Exercise 1 ->
Duplicate the part of the Philae landing account starting at "Stephan Ulamec, Philae" and ending at "the first impact.".

Everything went right with Philae until it didn’t. It’s ending will deprive science of much of the data they’d hoped for.

Philae was released by Rosetta and dropped toward the comet. The word ESA used was “ballistic.” With nearly zero gravity the 200’ish pound Philae weighed around a gram. The drop took seven hours.

It hit the comet’s surface at walking speed, but the ice screws didn’t grip and its harpoons didn’t deploy.

The harpoons did not fire and Philae appeared to be rotating after the first touchdown, which indicated that it had lifted from the surface again.

Stephan Ulamec, Philae manager at the DLR German Aerospace Center, reported that it touched the surface at 15:34, 17:25 and 17:32 GMT (comet time – it takes over 28 minutes for the signal to reach Earth, via Rosetta). The information was provided by several of the scientific instruments, including the ROMAP magnetic field analyser, the MUPUS thermal mapper, and the sensors in the landing gear that were pushed in on the first impact.

Source material ->
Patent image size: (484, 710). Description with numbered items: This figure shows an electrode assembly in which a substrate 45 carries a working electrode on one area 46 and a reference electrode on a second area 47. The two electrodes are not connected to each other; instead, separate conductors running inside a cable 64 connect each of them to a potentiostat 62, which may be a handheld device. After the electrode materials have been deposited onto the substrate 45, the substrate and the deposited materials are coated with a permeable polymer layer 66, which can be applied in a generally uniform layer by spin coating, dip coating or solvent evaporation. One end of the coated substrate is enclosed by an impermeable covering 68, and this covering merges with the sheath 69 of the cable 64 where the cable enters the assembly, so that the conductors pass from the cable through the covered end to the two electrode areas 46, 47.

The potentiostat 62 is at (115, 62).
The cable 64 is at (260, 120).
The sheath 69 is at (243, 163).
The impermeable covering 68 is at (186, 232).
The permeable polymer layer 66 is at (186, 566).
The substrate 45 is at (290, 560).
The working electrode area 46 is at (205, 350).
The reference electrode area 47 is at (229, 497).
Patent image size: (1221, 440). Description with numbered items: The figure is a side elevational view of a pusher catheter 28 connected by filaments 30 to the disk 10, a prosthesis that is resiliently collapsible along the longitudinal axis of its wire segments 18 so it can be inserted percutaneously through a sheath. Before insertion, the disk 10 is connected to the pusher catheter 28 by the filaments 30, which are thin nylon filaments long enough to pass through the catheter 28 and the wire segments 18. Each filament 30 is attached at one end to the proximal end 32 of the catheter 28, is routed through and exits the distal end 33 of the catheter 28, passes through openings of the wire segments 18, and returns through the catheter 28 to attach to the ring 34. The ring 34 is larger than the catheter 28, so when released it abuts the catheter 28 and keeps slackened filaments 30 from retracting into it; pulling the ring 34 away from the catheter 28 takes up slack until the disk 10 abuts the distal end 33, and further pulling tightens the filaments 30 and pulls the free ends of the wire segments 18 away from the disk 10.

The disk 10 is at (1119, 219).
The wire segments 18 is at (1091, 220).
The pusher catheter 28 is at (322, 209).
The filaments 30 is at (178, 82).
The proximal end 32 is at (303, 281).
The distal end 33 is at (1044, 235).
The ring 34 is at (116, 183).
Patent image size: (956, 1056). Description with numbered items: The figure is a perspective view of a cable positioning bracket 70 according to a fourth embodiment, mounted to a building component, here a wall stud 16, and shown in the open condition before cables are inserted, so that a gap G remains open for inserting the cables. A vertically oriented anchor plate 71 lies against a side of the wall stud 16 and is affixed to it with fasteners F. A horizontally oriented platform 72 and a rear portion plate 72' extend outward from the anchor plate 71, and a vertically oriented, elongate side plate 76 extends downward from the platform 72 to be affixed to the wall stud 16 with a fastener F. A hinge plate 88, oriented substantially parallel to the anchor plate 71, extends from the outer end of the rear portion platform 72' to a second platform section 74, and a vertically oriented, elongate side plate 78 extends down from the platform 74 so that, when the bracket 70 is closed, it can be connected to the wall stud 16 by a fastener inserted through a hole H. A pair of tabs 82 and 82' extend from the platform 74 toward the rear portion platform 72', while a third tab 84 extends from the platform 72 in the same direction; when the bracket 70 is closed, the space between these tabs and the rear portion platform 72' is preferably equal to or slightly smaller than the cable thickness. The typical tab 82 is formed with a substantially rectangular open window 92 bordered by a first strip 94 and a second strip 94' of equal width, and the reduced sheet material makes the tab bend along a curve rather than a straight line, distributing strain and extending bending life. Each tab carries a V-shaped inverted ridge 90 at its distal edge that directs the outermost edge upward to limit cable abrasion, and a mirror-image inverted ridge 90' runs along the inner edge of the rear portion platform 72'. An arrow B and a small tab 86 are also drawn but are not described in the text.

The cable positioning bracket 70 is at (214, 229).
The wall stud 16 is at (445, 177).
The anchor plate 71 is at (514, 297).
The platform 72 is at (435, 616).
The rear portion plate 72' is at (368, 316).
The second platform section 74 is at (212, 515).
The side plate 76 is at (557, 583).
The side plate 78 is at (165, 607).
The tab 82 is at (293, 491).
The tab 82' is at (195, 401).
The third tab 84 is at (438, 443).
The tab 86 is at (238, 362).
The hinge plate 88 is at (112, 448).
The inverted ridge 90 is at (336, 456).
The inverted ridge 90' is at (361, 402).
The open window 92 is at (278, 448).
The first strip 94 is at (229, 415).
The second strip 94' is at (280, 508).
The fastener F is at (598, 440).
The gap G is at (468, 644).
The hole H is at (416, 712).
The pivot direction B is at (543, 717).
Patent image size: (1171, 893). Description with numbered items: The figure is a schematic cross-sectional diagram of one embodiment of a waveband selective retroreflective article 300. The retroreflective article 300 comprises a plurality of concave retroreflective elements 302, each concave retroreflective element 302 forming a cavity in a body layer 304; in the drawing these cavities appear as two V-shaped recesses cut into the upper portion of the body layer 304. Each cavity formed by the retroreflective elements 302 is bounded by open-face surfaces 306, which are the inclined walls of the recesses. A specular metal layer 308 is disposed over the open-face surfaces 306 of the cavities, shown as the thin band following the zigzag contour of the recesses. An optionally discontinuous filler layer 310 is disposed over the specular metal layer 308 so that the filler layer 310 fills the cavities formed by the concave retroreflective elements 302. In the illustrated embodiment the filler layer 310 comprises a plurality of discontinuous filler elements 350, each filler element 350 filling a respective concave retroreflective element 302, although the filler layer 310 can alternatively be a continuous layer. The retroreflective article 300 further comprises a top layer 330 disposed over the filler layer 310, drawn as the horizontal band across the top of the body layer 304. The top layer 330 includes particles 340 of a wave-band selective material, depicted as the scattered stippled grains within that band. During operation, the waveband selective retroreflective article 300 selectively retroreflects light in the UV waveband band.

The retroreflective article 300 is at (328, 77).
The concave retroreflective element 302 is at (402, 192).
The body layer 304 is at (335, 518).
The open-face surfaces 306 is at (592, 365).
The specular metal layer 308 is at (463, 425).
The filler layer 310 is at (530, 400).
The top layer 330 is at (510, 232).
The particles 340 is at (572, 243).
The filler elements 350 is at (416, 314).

Exercise 2 ->
From the rows above, set down the lines starting at the line containing "Patent image size: (1221, 440)." and ending at the line containing "The ring 34 is at (116, 183).", both included, with nothing changed.

Written solution 1 ->
Stephan Ulamec, Philae manager at the DLR German Aerospace Center, reported that it touched the surface at 15:34, 17:25 and 17:32 GMT (comet time – it takes over 28 minutes for the signal to reach Earth, via Rosetta). The information was provided by several of the scientific instruments, including the ROMAP magnetic field analyser, the MUPUS thermal mapper, and the sensors in the landing gear that were pushed in on the first impact.

Written solution 2 ->
Patent image size: (1221, 440). Description with numbered items: The figure is a side elevational view of a pusher catheter 28 connected by filaments 30 to the disk 10, a prosthesis that is resiliently collapsible along the longitudinal axis of its wire segments 18 so it can be inserted percutaneously through a sheath. Before insertion, the disk 10 is connected to the pusher catheter 28 by the filaments 30, which are thin nylon filaments long enough to pass through the catheter 28 and the wire segments 18. Each filament 30 is attached at one end to the proximal end 32 of the catheter 28, is routed through and exits the distal end 33 of the catheter 28, passes through openings of the wire segments 18, and returns through the catheter 28 to attach to the ring 34. The ring 34 is larger than the catheter 28, so when released it abuts the catheter 28 and keeps slackened filaments 30 from retracting into it; pulling the ring 34 away from the catheter 28 takes up slack until the disk 10 abuts the distal end 33, and further pulling tightens the filaments 30 and pulls the free ends of the wire segments 18 away from the disk 10.

The disk 10 is at (1119, 219).
The wire segments 18 is at (1091, 220).
The pusher catheter 28 is at (322, 209).
The filaments 30 is at (178, 82).
The proximal end 32 is at (303, 281).
The distal end 33 is at (1044, 235).
The ring 34 is at (116, 183).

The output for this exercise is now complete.